YOUR TASK: Restate the listing that follows word for word, without its pictures.

___

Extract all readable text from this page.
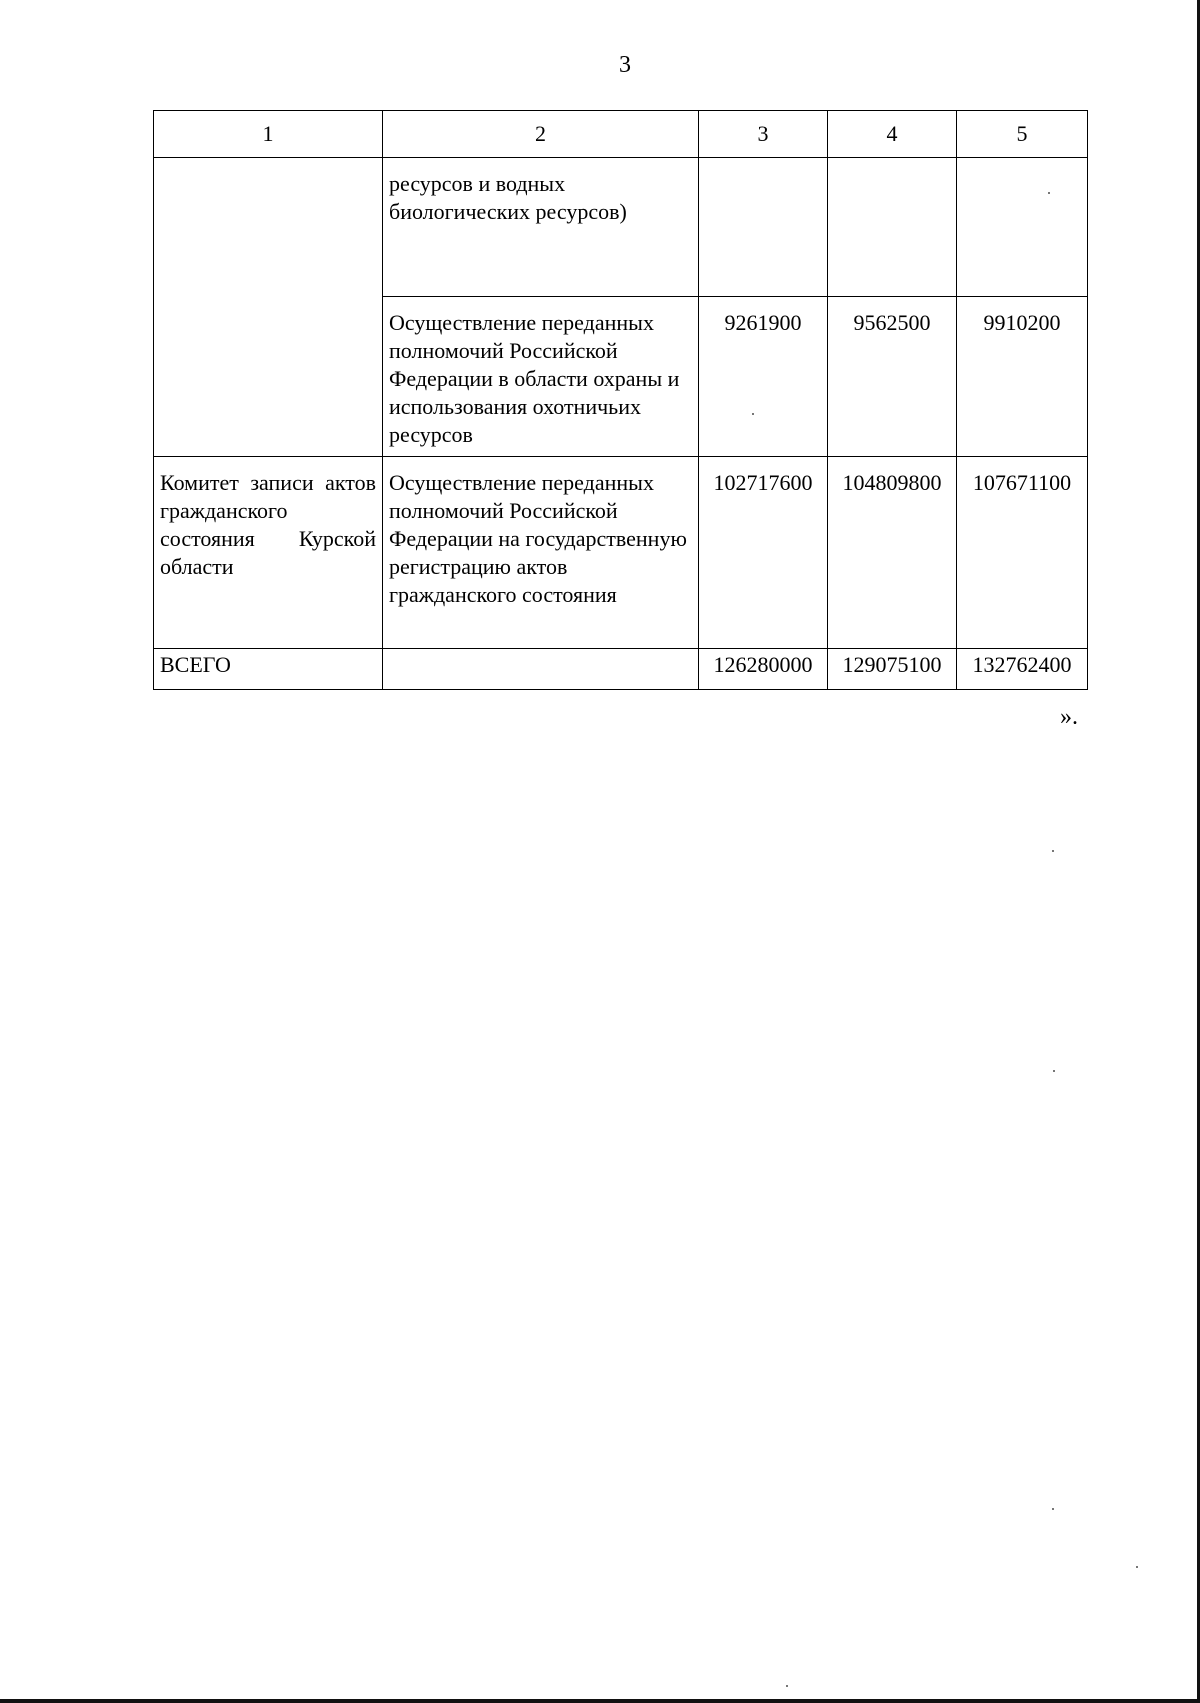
3
1	2	3	4	5
	ресурсов и водных биологических ресурсов)			
	Осуществление переданных полномочий Российской Федерации в области охраны и использования охотничьих ресурсов	9261900	9562500	9910200
Комитет записи актов гражданского состояния Курской области	Осуществление переданных полномочий Российской Федерации на государственную регистрацию актов гражданского состояния	102717600	104809800	107671100
ВСЕГО		126280000	129075100	132762400
».
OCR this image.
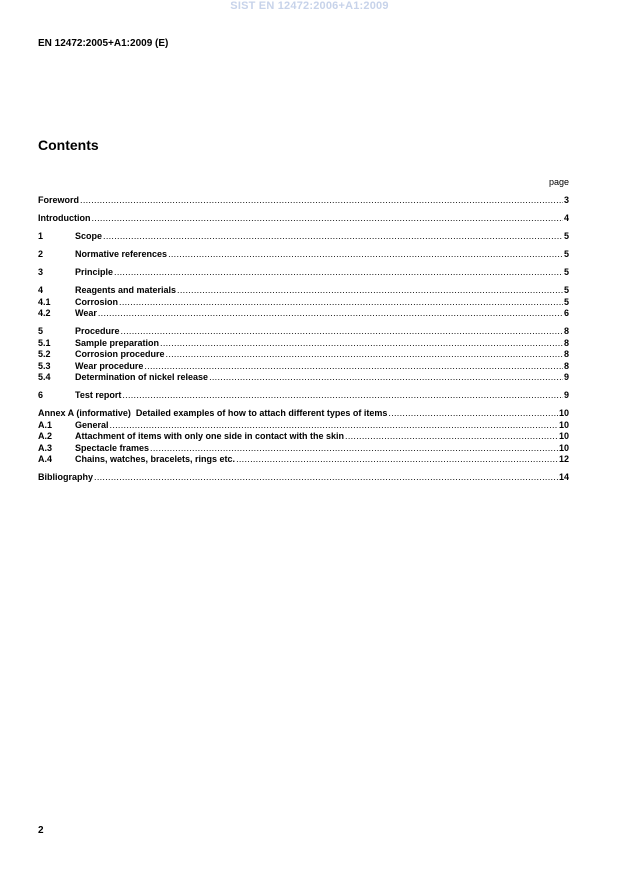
SIST EN 12472:2006+A1:2009
EN 12472:2005+A1:2009 (E)
Contents
page
Foreword .....	3
Introduction .....	4
1	Scope .....	5
2	Normative references .....	5
3	Principle .....	5
4	Reagents and materials .....	5
4.1	Corrosion .....	5
4.2	Wear .....	6
5	Procedure .....	8
5.1	Sample preparation .....	8
5.2	Corrosion procedure .....	8
5.3	Wear procedure .....	8
5.4	Determination of nickel release .....	9
6	Test report .....	9
Annex A (informative)  Detailed examples of how to attach different types of items .....	10
A.1	General .....	10
A.2	Attachment of items with only one side in contact with the skin .....	10
A.3	Spectacle frames .....	10
A.4	Chains, watches, bracelets, rings etc. .....	12
Bibliography .....	14
2
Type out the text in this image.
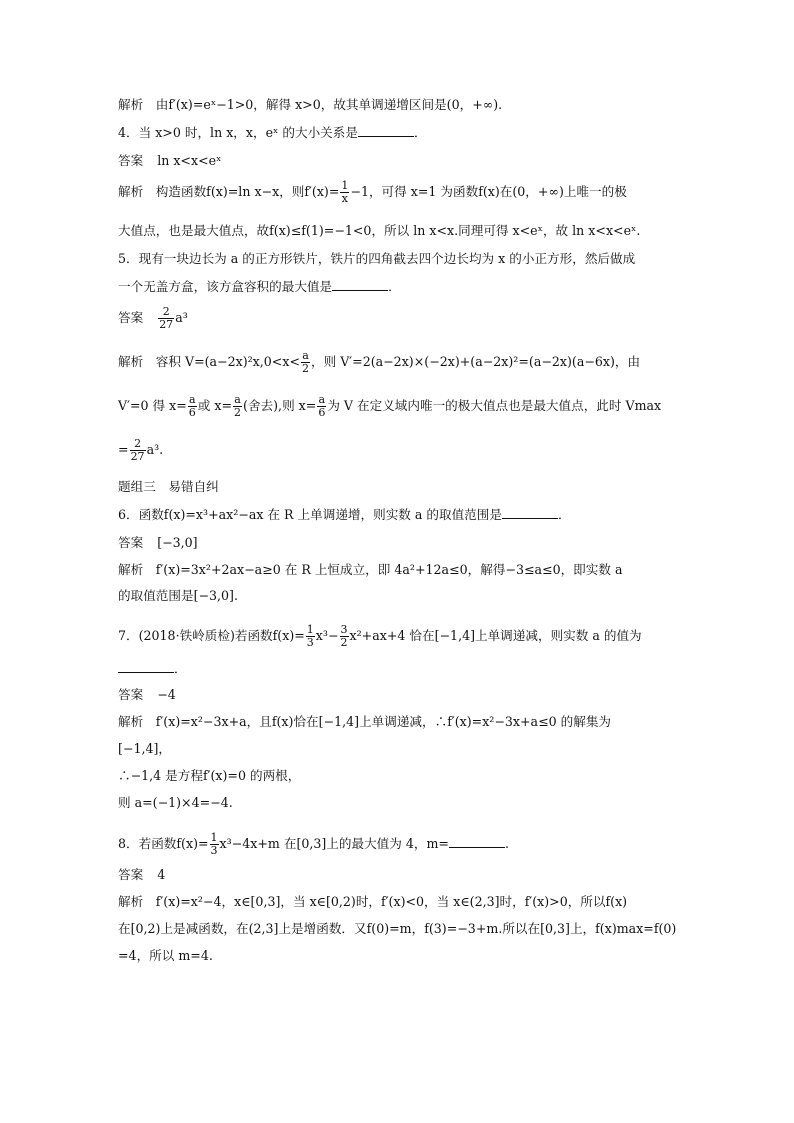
解析　由f′(x)=eˣ−1>0，解得 x>0，故其单调递增区间是(0，+∞).
4．当 x>0 时，ln x，x，eˣ 的大小关系是	．
答案 ln x<x<eˣ
解析　构造函数f(x)=ln x−x，则$f'(x)= \frac{1}{x} -1$，可得 x=1 为函数f(x)在(0，+∞)上唯一的极
大值点，也是最大值点，故f(x)≤f(1)=−1<0，所以 ln x<x.同理可得 x<eˣ，故 ln x<x<eˣ.
5．现有一块边长为 a 的正方形铁片，铁片的四角截去四个边长均为 x 的小正方形，然后做成
一个无盖方盒，该方盒容积的最大值是	．
答案 $\frac{2}{27} a^3$
解析　容积 $V=(a-2x)^2x,0<x< \frac{a}{2}$ ，则 V′=2(a−2x)×(−2x)+(a−2x)²=(a−2x)(a−6x)，由
V′=0 得 $x= \frac{a}{6}$ 或 $x= \frac{a}{2}$ (舍去),则 $x= \frac{a}{6}$ 为 V 在定义域内唯一的极大值点也是最大值点，此时 Vmax
= $\frac{2}{27} a^3$.
题组三　易错自纠
6．函数f(x)=x³+ax²−ax 在 R 上单调递增，则实数 a 的取值范围是	．
答案 [−3,0]
解析　f′(x)=3x²+2ax−a≥0 在 R 上恒成立，即 4a²+12a≤0，解得−3≤a≤0，即实数 a
的取值范围是[−3,0].
7．(2018·铁岭质检)若函数$f(x)= \frac{1}{3} x^3- \frac{3}{2} x^2+ax+4$ 恰在[−1,4]上单调递减，则实数 a 的值为
．
答案 −4
解析　f′(x)=x²−3x+a，且f(x)恰在[−1,4]上单调递减，∴f′(x)=x²−3x+a≤0 的解集为
[−1,4]，
∴−1,4 是方程f′(x)=0 的两根，
则 a=(−1)×4=−4.
8．若函数$f(x)= \frac{1}{3} x^3-4x+m$ 在[0,3]上的最大值为 4，m=	.
答案 4
解析　f′(x)=x²−4，x∈[0,3]，当 x∈[0,2)时，f′(x)<0，当 x∈(2,3]时，f′(x)>0，所以f(x)
在[0,2)上是减函数，在(2,3]上是增函数．又f(0)=m，f(3)=−3+m.所以在[0,3]上，f(x)max=f(0)
=4，所以 m=4.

___

TASK OUTPUT:
Extract all readable text from this page.
3
1	2	3	4	5
	ресурсов и водных биологических ресурсов)			
	Осуществление переданных полномочий Российской Федерации в области охраны и использования охотничьих ресурсов	9261900	9562500	9910200
Комитет записи актов гражданского состояния Курской области	Осуществление переданных полномочий Российской Федерации на государственную регистрацию актов гражданского состояния	102717600	104809800	107671100
ВСЕГО		126280000	129075100	132762400
».
OCR this image.
SIST EN 12472:2006+A1:2009
EN 12472:2005+A1:2009 (E)
Contents
page
Foreword .....	3
Introduction .....	4
1	Scope .....	5
2	Normative references .....	5
3	Principle .....	5
4	Reagents and materials .....	5
4.1	Corrosion .....	5
4.2	Wear .....	6
5	Procedure .....	8
5.1	Sample preparation .....	8
5.2	Corrosion procedure .....	8
5.3	Wear procedure .....	8
5.4	Determination of nickel release .....	9
6	Test report .....	9
Annex A (informative)  Detailed examples of how to attach different types of items .....	10
A.1	General .....	10
A.2	Attachment of items with only one side in contact with the skin .....	10
A.3	Spectacle frames .....	10
A.4	Chains, watches, bracelets, rings etc. .....	12
Bibliography .....	14
2
Type out the text in this image.
解析　由f′(x)=eˣ−1>0，解得 x>0，故其单调递增区间是(0，+∞).
4．当 x>0 时，ln x，x，eˣ 的大小关系是	．
答案 ln x<x<eˣ
解析　构造函数f(x)=ln x−x，则$f'(x)= \frac{1}{x} -1$，可得 x=1 为函数f(x)在(0，+∞)上唯一的极
大值点，也是最大值点，故f(x)≤f(1)=−1<0，所以 ln x<x.同理可得 x<eˣ，故 ln x<x<eˣ.
5．现有一块边长为 a 的正方形铁片，铁片的四角截去四个边长均为 x 的小正方形，然后做成
一个无盖方盒，该方盒容积的最大值是	．
答案 $\frac{2}{27} a^3$
解析　容积 $V=(a-2x)^2x,0<x< \frac{a}{2}$ ，则 V′=2(a−2x)×(−2x)+(a−2x)²=(a−2x)(a−6x)，由
V′=0 得 $x= \frac{a}{6}$ 或 $x= \frac{a}{2}$ (舍去),则 $x= \frac{a}{6}$ 为 V 在定义域内唯一的极大值点也是最大值点，此时 Vmax
= $\frac{2}{27} a^3$.
题组三　易错自纠
6．函数f(x)=x³+ax²−ax 在 R 上单调递增，则实数 a 的取值范围是	．
答案 [−3,0]
解析　f′(x)=3x²+2ax−a≥0 在 R 上恒成立，即 4a²+12a≤0，解得−3≤a≤0，即实数 a
的取值范围是[−3,0].
7．(2018·铁岭质检)若函数$f(x)= \frac{1}{3} x^3- \frac{3}{2} x^2+ax+4$ 恰在[−1,4]上单调递减，则实数 a 的值为
．
答案 −4
解析　f′(x)=x²−3x+a，且f(x)恰在[−1,4]上单调递减，∴f′(x)=x²−3x+a≤0 的解集为
[−1,4]，
∴−1,4 是方程f′(x)=0 的两根，
则 a=(−1)×4=−4.
8．若函数$f(x)= \frac{1}{3} x^3-4x+m$ 在[0,3]上的最大值为 4，m=	.
答案 4
解析　f′(x)=x²−4，x∈[0,3]，当 x∈[0,2)时，f′(x)<0，当 x∈(2,3]时，f′(x)>0，所以f(x)
在[0,2)上是减函数，在(2,3]上是增函数．又f(0)=m，f(3)=−3+m.所以在[0,3]上，f(x)max=f(0)
=4，所以 m=4.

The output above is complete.